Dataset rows
^^^^^^^^
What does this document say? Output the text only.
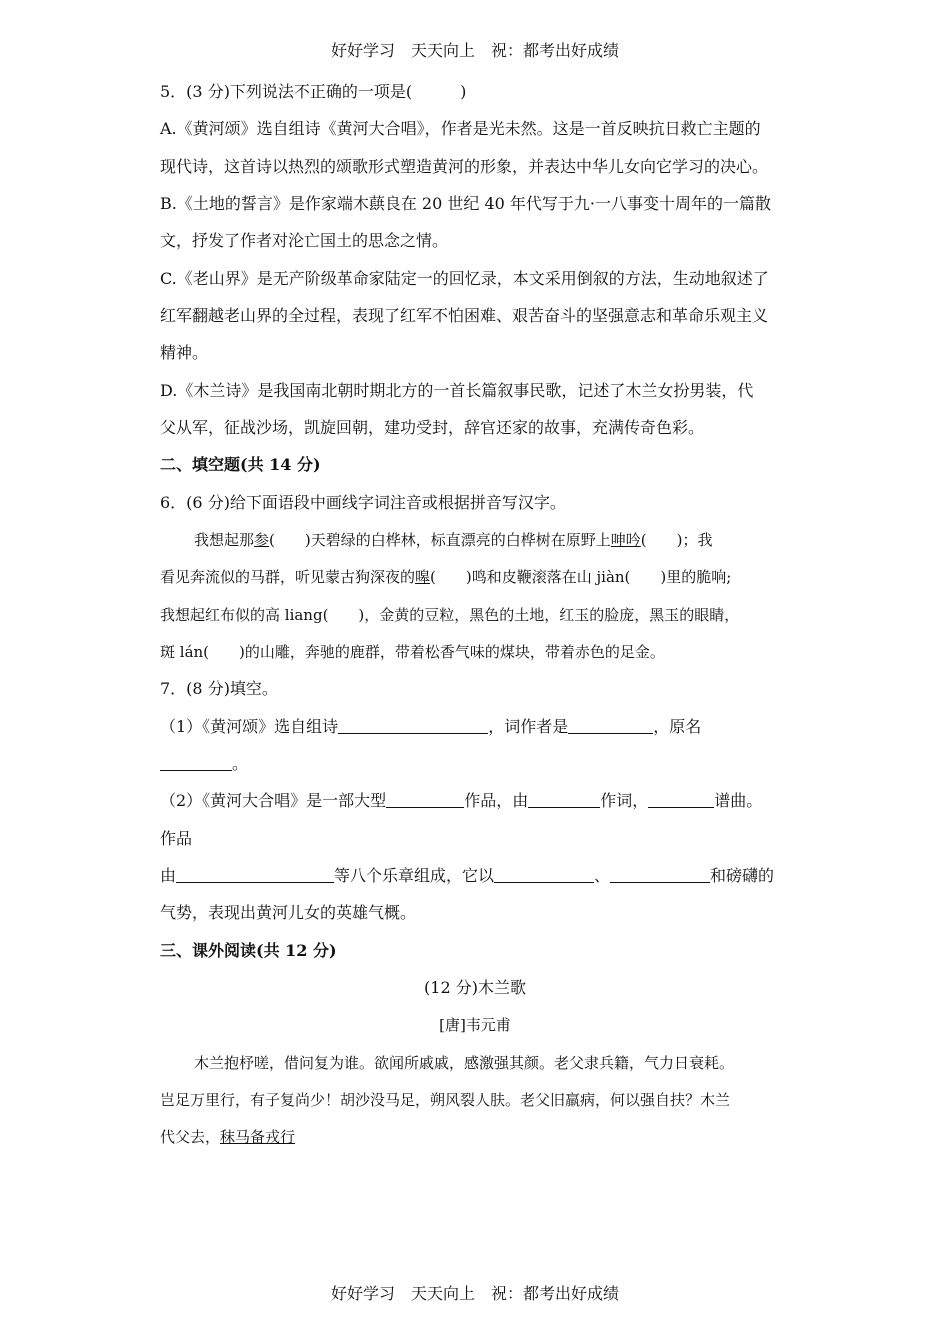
好好学习　天天向上　祝：都考出好成绩
5．(3 分)下列说法不正确的一项是(　　　)
A.《黄河颂》选自组诗《黄河大合唱》，作者是光未然。这是一首反映抗日救亡主题的
现代诗，这首诗以热烈的颂歌形式塑造黄河的形象，并表达中华儿女向它学习的决心。
B.《土地的誓言》是作家端木蕻良在 20 世纪 40 年代写于九·一八事变十周年的一篇散
文，抒发了作者对沦亡国土的思念之情。
C.《老山界》是无产阶级革命家陆定一的回忆录，本文采用倒叙的方法，生动地叙述了
红军翻越老山界的全过程，表现了红军不怕困难、艰苦奋斗的坚强意志和革命乐观主义
精神。
D.《木兰诗》是我国南北朝时期北方的一首长篇叙事民歌，记述了木兰女扮男装，代
父从军，征战沙场，凯旋回朝，建功受封，辞官还家的故事，充满传奇色彩。
二、填空题(共 14 分)
6．(6 分)给下面语段中画线字词注音或根据拼音写汉字。
我想起那参(　　)天碧绿的白桦林，标直漂亮的白桦树在原野上呻吟(　　)；我
看见奔流似的马群，听见蒙古狗深夜的嗥(　　)鸣和皮鞭滚落在山 jiàn(　　)里的脆响;
我想起红布似的高 liang(　　)，金黄的豆粒，黑色的土地，红玉的脸庞，黑玉的眼睛，
斑 lán(　　)的山雕，奔驰的鹿群，带着松香气味的煤块，带着赤色的足金。
7．(8 分)填空。
（1）《黄河颂》选自组诗	，词作者是	，原名
。
（2）《黄河大合唱》是一部大型	作品，由	作词，	谱曲。
作品
由	等八个乐章组成，它以	、	和磅礴的
气势，表现出黄河儿女的英雄气概。
三、课外阅读(共 12 分)
(12 分)木兰歌
[唐]韦元甫
木兰抱杼嗟，借问复为谁。欲闻所戚戚，感激强其颜。老父隶兵籍，气力日衰耗。
岂足万里行，有子复尚少！胡沙没马足，朔风裂人肤。老父旧羸病，何以强自扶？木兰
代父去，秣马备戎行
好好学习　天天向上　祝：都考出好成绩
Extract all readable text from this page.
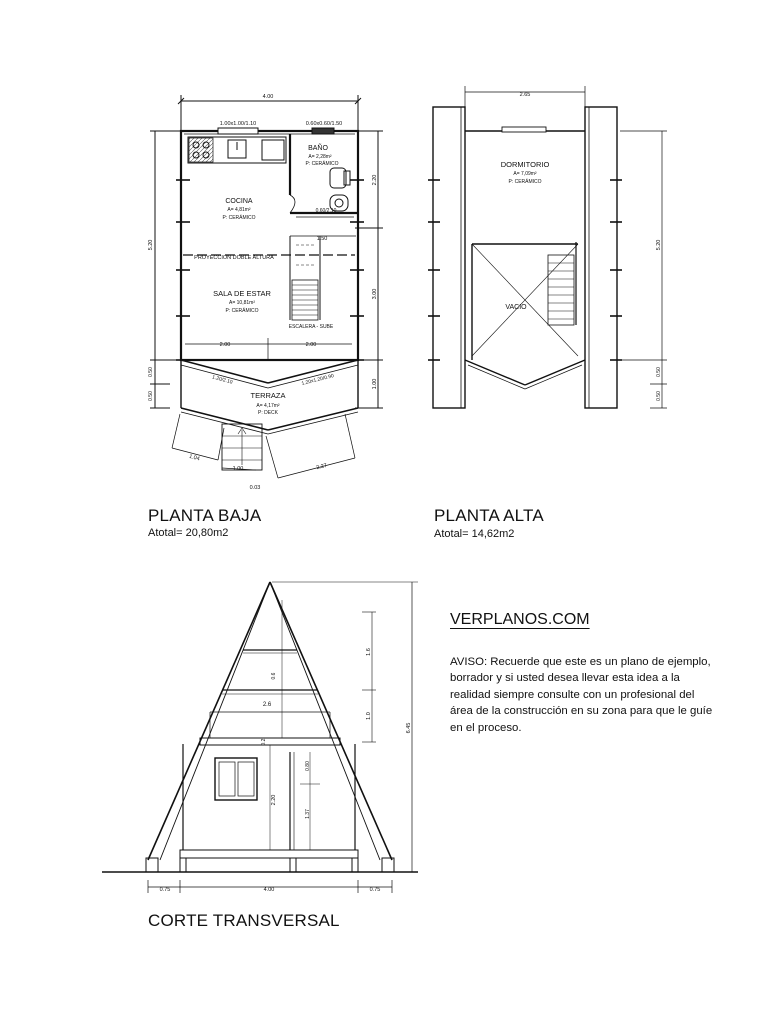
4.00
1.00x1.00/1.10	0.60x0.60/1.50
5.20
0.50
0.50
2.20
3.00
1.00
BAÑO
A= 2,28m²
P: CERÁMICO
0.60/2.10
COCINA
A= 4,81m²
P: CERÁMICO
1.50
PROYECCION DOBLE ALTURA
SALA DE ESTAR
A= 10,81m²
P: CERÁMICO
ESCALERA - SUBE
2.00	2.00
1.20/2.10	1.20x1.20/0.90
TERRAZA
A= 4,17m²
P: DECK
1.04
1.00	2.27
0.03
2.65
DORMITORIO
A= 7,09m²
P: CERÁMICO
VACIO
5.20
0.50
0.50
6.45
1.6
1.0
0.6
0.2
2.6
2.20
0.80
1.37
0.75	4.00	0.75
PLANTA BAJA
Atotal= 20,80m2
PLANTA ALTA
Atotal= 14,62m2
CORTE TRANSVERSAL
VERPLANOS.COM
AVISO: Recuerde que este es un plano de ejemplo, borrador y si usted desea llevar esta idea a la realidad siempre consulte con un profesional del área de la construcción en su zona para que le guíe en el proceso.
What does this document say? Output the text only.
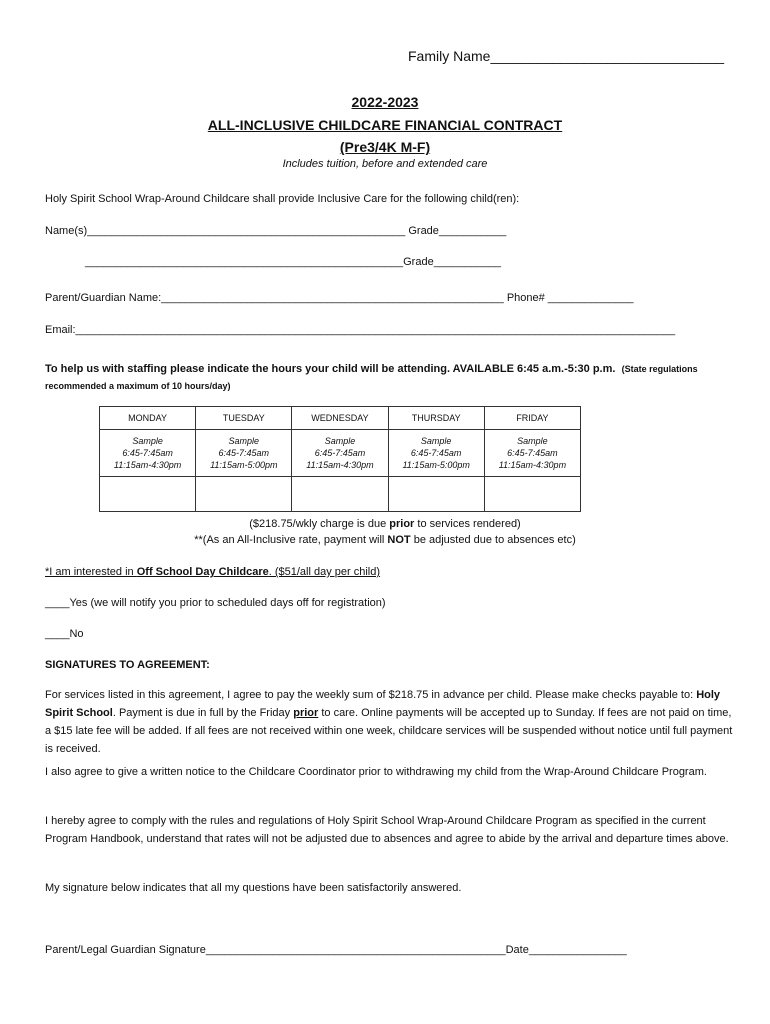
Family Name______________________________
2022-2023
ALL-INCLUSIVE CHILDCARE FINANCIAL CONTRACT
(Pre3/4K M-F)
Includes tuition, before and extended care
Holy Spirit School Wrap-Around Childcare shall provide Inclusive Care for the following child(ren):
Name(s)____________________________________________________ Grade___________
____________________________________________________Grade___________
Parent/Guardian Name:________________________________________________________ Phone# ______________
Email:__________________________________________________________________________________________________
To help us with staffing please indicate the hours your child will be attending. AVAILABLE 6:45 a.m.-5:30 p.m. (State regulations
recommended a maximum of 10 hours/day)
MONDAY	TUESDAY	WEDNESDAY	THURSDAY	FRIDAY
Sample
6:45-7:45am
11:15am-4:30pm	Sample
6:45-7:45am
11:15am-5:00pm	Sample
6:45-7:45am
11:15am-4:30pm	Sample
6:45-7:45am
11:15am-5:00pm	Sample
6:45-7:45am
11:15am-4:30pm

($218.75/wkly charge is due prior to services rendered)
**(As an All-Inclusive rate, payment will NOT be adjusted due to absences etc)
*I am interested in Off School Day Childcare. ($51/all day per child)
____Yes (we will notify you prior to scheduled days off for registration)
____No
SIGNATURES TO AGREEMENT:
For services listed in this agreement, I agree to pay the weekly sum of $218.75 in advance per child. Please make checks payable to: Holy Spirit School. Payment is due in full by the Friday prior to care. Online payments will be accepted up to Sunday. If fees are not paid on time, a $15 late fee will be added. If all fees are not received within one week, childcare services will be suspended without notice until full payment is received.
I also agree to give a written notice to the Childcare Coordinator prior to withdrawing my child from the Wrap-Around Childcare Program.
I hereby agree to comply with the rules and regulations of Holy Spirit School Wrap-Around Childcare Program as specified in the current Program Handbook, understand that rates will not be adjusted due to absences and agree to abide by the arrival and departure times above.
My signature below indicates that all my questions have been satisfactorily answered.
Parent/Legal Guardian Signature_________________________________________________Date________________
^^^^^^^^
▸ WRITTEN TASK: Print the records above exactly as they stand, but leave out the pictures.

▸ COMPLETED EXERCISE:
What does this document say? Output the text only.
好好学习　天天向上　祝：都考出好成绩
5．(3 分)下列说法不正确的一项是(　　　)
A.《黄河颂》选自组诗《黄河大合唱》，作者是光未然。这是一首反映抗日救亡主题的
现代诗，这首诗以热烈的颂歌形式塑造黄河的形象，并表达中华儿女向它学习的决心。
B.《土地的誓言》是作家端木蕻良在 20 世纪 40 年代写于九·一八事变十周年的一篇散
文，抒发了作者对沦亡国土的思念之情。
C.《老山界》是无产阶级革命家陆定一的回忆录，本文采用倒叙的方法，生动地叙述了
红军翻越老山界的全过程，表现了红军不怕困难、艰苦奋斗的坚强意志和革命乐观主义
精神。
D.《木兰诗》是我国南北朝时期北方的一首长篇叙事民歌，记述了木兰女扮男装，代
父从军，征战沙场，凯旋回朝，建功受封，辞官还家的故事，充满传奇色彩。
二、填空题(共 14 分)
6．(6 分)给下面语段中画线字词注音或根据拼音写汉字。
我想起那参(　　)天碧绿的白桦林，标直漂亮的白桦树在原野上呻吟(　　)；我
看见奔流似的马群，听见蒙古狗深夜的嗥(　　)鸣和皮鞭滚落在山 jiàn(　　)里的脆响;
我想起红布似的高 liang(　　)，金黄的豆粒，黑色的土地，红玉的脸庞，黑玉的眼睛，
斑 lán(　　)的山雕，奔驰的鹿群，带着松香气味的煤块，带着赤色的足金。
7．(8 分)填空。
（1）《黄河颂》选自组诗	，词作者是	，原名
。
（2）《黄河大合唱》是一部大型	作品，由	作词，	谱曲。
作品
由	等八个乐章组成，它以	、	和磅礴的
气势，表现出黄河儿女的英雄气概。
三、课外阅读(共 12 分)
(12 分)木兰歌
[唐]韦元甫
木兰抱杼嗟，借问复为谁。欲闻所戚戚，感激强其颜。老父隶兵籍，气力日衰耗。
岂足万里行，有子复尚少！胡沙没马足，朔风裂人肤。老父旧羸病，何以强自扶？木兰
代父去，秣马备戎行
好好学习　天天向上　祝：都考出好成绩
Extract all readable text from this page.
4.00
1.00x1.00/1.10	0.60x0.60/1.50
5.20
0.50
0.50
2.20
3.00
1.00
BAÑO
A= 2,28m²
P: CERÁMICO
0.60/2.10
COCINA
A= 4,81m²
P: CERÁMICO
1.50
PROYECCION DOBLE ALTURA
SALA DE ESTAR
A= 10,81m²
P: CERÁMICO
ESCALERA - SUBE
2.00	2.00
1.20/2.10	1.20x1.20/0.90
TERRAZA
A= 4,17m²
P: DECK
1.04
1.00	2.27
0.03
2.65
DORMITORIO
A= 7,09m²
P: CERÁMICO
VACIO
5.20
0.50
0.50
6.45
1.6
1.0
0.6
0.2
2.6
2.20
0.80
1.37
0.75	4.00	0.75
PLANTA BAJA
Atotal= 20,80m2
PLANTA ALTA
Atotal= 14,62m2
CORTE TRANSVERSAL
VERPLANOS.COM
AVISO: Recuerde que este es un plano de ejemplo, borrador y si usted desea llevar esta idea a la realidad siempre consulte con un profesional del área de la construcción en su zona para que le guíe en el proceso.
What does this document say? Output the text only.
Family Name______________________________
2022-2023
ALL-INCLUSIVE CHILDCARE FINANCIAL CONTRACT
(Pre3/4K M-F)
Includes tuition, before and extended care
Holy Spirit School Wrap-Around Childcare shall provide Inclusive Care for the following child(ren):
Name(s)____________________________________________________ Grade___________
____________________________________________________Grade___________
Parent/Guardian Name:________________________________________________________ Phone# ______________
Email:__________________________________________________________________________________________________
To help us with staffing please indicate the hours your child will be attending. AVAILABLE 6:45 a.m.-5:30 p.m. (State regulations
recommended a maximum of 10 hours/day)
MONDAY	TUESDAY	WEDNESDAY	THURSDAY	FRIDAY
Sample
6:45-7:45am
11:15am-4:30pm	Sample
6:45-7:45am
11:15am-5:00pm	Sample
6:45-7:45am
11:15am-4:30pm	Sample
6:45-7:45am
11:15am-5:00pm	Sample
6:45-7:45am
11:15am-4:30pm

($218.75/wkly charge is due prior to services rendered)
**(As an All-Inclusive rate, payment will NOT be adjusted due to absences etc)
*I am interested in Off School Day Childcare. ($51/all day per child)
____Yes (we will notify you prior to scheduled days off for registration)
____No
SIGNATURES TO AGREEMENT:
For services listed in this agreement, I agree to pay the weekly sum of $218.75 in advance per child. Please make checks payable to: Holy Spirit School. Payment is due in full by the Friday prior to care. Online payments will be accepted up to Sunday. If fees are not paid on time, a $15 late fee will be added. If all fees are not received within one week, childcare services will be suspended without notice until full payment is received.
I also agree to give a written notice to the Childcare Coordinator prior to withdrawing my child from the Wrap-Around Childcare Program.
I hereby agree to comply with the rules and regulations of Holy Spirit School Wrap-Around Childcare Program as specified in the current Program Handbook, understand that rates will not be adjusted due to absences and agree to abide by the arrival and departure times above.
My signature below indicates that all my questions have been satisfactorily answered.
Parent/Legal Guardian Signature_________________________________________________Date________________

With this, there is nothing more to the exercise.